#### Task directions
Below is a block of records; return all of them exactly, but without the images.

(Dataset items)
======

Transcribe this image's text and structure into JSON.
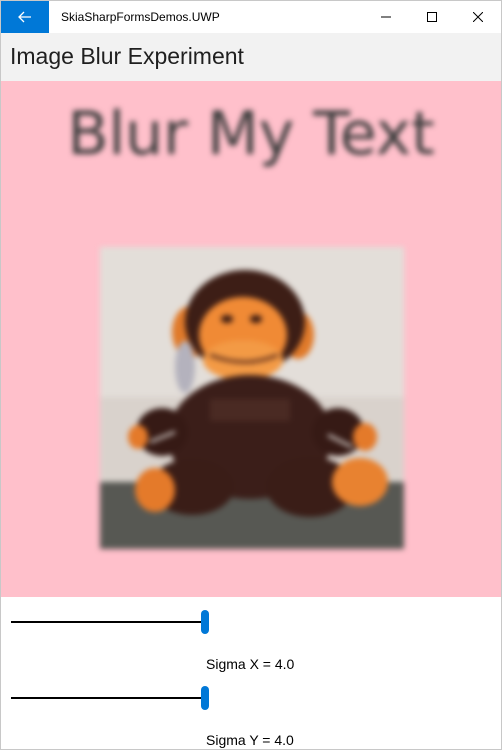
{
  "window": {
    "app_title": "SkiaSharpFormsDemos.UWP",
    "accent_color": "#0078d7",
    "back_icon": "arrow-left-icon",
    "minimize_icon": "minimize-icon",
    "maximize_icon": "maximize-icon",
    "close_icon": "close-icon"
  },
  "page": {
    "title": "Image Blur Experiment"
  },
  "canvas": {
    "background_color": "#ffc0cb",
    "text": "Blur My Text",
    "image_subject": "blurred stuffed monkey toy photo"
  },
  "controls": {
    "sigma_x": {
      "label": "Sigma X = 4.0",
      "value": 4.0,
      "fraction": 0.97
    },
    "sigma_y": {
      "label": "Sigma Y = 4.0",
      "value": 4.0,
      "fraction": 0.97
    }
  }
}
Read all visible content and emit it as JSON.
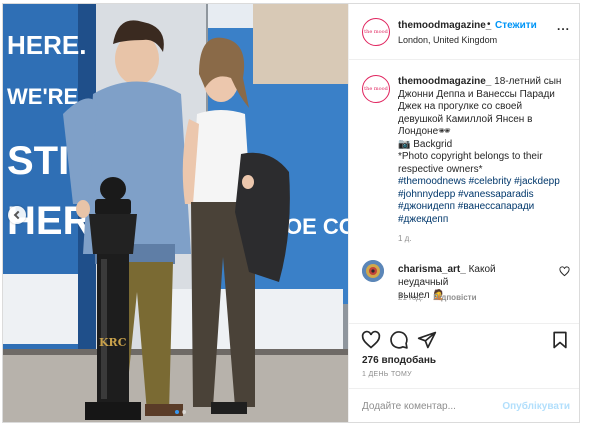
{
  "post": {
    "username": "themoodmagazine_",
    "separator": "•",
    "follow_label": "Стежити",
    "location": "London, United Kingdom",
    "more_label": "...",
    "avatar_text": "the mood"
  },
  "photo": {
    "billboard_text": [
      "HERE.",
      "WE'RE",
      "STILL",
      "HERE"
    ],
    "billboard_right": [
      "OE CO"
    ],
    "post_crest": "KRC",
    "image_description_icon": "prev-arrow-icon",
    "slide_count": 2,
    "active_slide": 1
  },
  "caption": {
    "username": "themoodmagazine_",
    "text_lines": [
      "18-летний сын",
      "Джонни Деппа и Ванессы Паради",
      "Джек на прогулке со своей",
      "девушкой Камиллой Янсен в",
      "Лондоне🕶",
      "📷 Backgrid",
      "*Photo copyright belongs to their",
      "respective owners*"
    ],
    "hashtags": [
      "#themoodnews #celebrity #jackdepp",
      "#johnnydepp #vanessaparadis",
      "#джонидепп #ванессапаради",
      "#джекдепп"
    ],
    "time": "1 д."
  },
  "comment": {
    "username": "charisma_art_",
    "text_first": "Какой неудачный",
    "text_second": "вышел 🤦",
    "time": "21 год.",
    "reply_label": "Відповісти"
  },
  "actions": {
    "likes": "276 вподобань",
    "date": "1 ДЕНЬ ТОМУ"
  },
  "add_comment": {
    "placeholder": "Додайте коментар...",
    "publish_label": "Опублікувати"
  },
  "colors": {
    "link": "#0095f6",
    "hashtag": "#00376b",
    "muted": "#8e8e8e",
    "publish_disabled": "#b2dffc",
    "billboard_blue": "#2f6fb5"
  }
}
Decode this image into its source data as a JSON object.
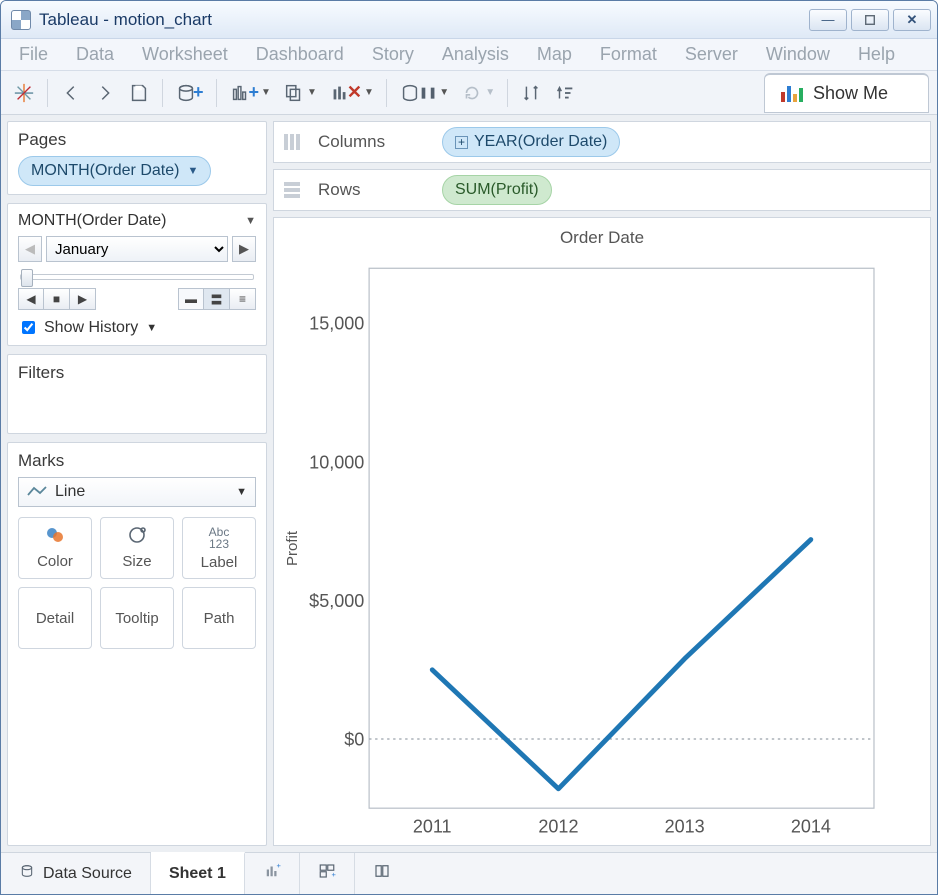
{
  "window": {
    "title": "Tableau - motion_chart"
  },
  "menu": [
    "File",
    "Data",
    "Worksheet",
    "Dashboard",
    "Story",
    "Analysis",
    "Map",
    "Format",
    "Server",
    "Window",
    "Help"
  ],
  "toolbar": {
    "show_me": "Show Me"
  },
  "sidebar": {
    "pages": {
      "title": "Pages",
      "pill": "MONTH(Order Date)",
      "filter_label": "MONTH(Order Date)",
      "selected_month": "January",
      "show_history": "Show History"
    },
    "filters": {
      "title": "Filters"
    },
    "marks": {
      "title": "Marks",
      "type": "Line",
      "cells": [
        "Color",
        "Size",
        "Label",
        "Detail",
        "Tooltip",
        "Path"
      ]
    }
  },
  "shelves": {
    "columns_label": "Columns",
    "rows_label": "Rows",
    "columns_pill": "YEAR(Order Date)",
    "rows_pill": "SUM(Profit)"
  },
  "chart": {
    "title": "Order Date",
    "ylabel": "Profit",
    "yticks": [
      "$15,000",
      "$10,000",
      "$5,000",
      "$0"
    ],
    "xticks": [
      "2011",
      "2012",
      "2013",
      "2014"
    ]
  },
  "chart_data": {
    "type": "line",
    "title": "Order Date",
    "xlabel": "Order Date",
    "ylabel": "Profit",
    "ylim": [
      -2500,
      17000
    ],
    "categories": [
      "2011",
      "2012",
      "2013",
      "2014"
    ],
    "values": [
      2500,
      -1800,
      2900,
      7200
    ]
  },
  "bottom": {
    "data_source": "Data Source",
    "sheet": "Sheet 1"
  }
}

======

#### Solution to this problem
Transcribe this image's text and structure into JSON.
{
  "window": {
    "app_title": "SkiaSharpFormsDemos.UWP",
    "accent_color": "#0078d7",
    "back_icon": "arrow-left-icon",
    "minimize_icon": "minimize-icon",
    "maximize_icon": "maximize-icon",
    "close_icon": "close-icon"
  },
  "page": {
    "title": "Image Blur Experiment"
  },
  "canvas": {
    "background_color": "#ffc0cb",
    "text": "Blur My Text",
    "image_subject": "blurred stuffed monkey toy photo"
  },
  "controls": {
    "sigma_x": {
      "label": "Sigma X = 4.0",
      "value": 4.0,
      "fraction": 0.97
    },
    "sigma_y": {
      "label": "Sigma Y = 4.0",
      "value": 4.0,
      "fraction": 0.97
    }
  }
}
Read all visible content and emit it as JSON.
{
  "post": {
    "username": "themoodmagazine_",
    "separator": "•",
    "follow_label": "Стежити",
    "location": "London, United Kingdom",
    "more_label": "...",
    "avatar_text": "the mood"
  },
  "photo": {
    "billboard_text": [
      "HERE.",
      "WE'RE",
      "STILL",
      "HERE"
    ],
    "billboard_right": [
      "OE CO"
    ],
    "post_crest": "KRC",
    "image_description_icon": "prev-arrow-icon",
    "slide_count": 2,
    "active_slide": 1
  },
  "caption": {
    "username": "themoodmagazine_",
    "text_lines": [
      "18-летний сын",
      "Джонни Деппа и Ванессы Паради",
      "Джек на прогулке со своей",
      "девушкой Камиллой Янсен в",
      "Лондоне🕶",
      "📷 Backgrid",
      "*Photo copyright belongs to their",
      "respective owners*"
    ],
    "hashtags": [
      "#themoodnews #celebrity #jackdepp",
      "#johnnydepp #vanessaparadis",
      "#джонидепп #ванессапаради",
      "#джекдепп"
    ],
    "time": "1 д."
  },
  "comment": {
    "username": "charisma_art_",
    "text_first": "Какой неудачный",
    "text_second": "вышел 🤦",
    "time": "21 год.",
    "reply_label": "Відповісти"
  },
  "actions": {
    "likes": "276 вподобань",
    "date": "1 ДЕНЬ ТОМУ"
  },
  "add_comment": {
    "placeholder": "Додайте коментар...",
    "publish_label": "Опублікувати"
  },
  "colors": {
    "link": "#0095f6",
    "hashtag": "#00376b",
    "muted": "#8e8e8e",
    "publish_disabled": "#b2dffc",
    "billboard_blue": "#2f6fb5"
  }
}
Decode this image into its source data as a JSON object.
{
  "window": {
    "title": "Tableau - motion_chart"
  },
  "menu": [
    "File",
    "Data",
    "Worksheet",
    "Dashboard",
    "Story",
    "Analysis",
    "Map",
    "Format",
    "Server",
    "Window",
    "Help"
  ],
  "toolbar": {
    "show_me": "Show Me"
  },
  "sidebar": {
    "pages": {
      "title": "Pages",
      "pill": "MONTH(Order Date)",
      "filter_label": "MONTH(Order Date)",
      "selected_month": "January",
      "show_history": "Show History"
    },
    "filters": {
      "title": "Filters"
    },
    "marks": {
      "title": "Marks",
      "type": "Line",
      "cells": [
        "Color",
        "Size",
        "Label",
        "Detail",
        "Tooltip",
        "Path"
      ]
    }
  },
  "shelves": {
    "columns_label": "Columns",
    "rows_label": "Rows",
    "columns_pill": "YEAR(Order Date)",
    "rows_pill": "SUM(Profit)"
  },
  "chart": {
    "title": "Order Date",
    "ylabel": "Profit",
    "yticks": [
      "$15,000",
      "$10,000",
      "$5,000",
      "$0"
    ],
    "xticks": [
      "2011",
      "2012",
      "2013",
      "2014"
    ]
  },
  "chart_data": {
    "type": "line",
    "title": "Order Date",
    "xlabel": "Order Date",
    "ylabel": "Profit",
    "ylim": [
      -2500,
      17000
    ],
    "categories": [
      "2011",
      "2012",
      "2013",
      "2014"
    ],
    "values": [
      2500,
      -1800,
      2900,
      7200
    ]
  },
  "bottom": {
    "data_source": "Data Source",
    "sheet": "Sheet 1"
  }
}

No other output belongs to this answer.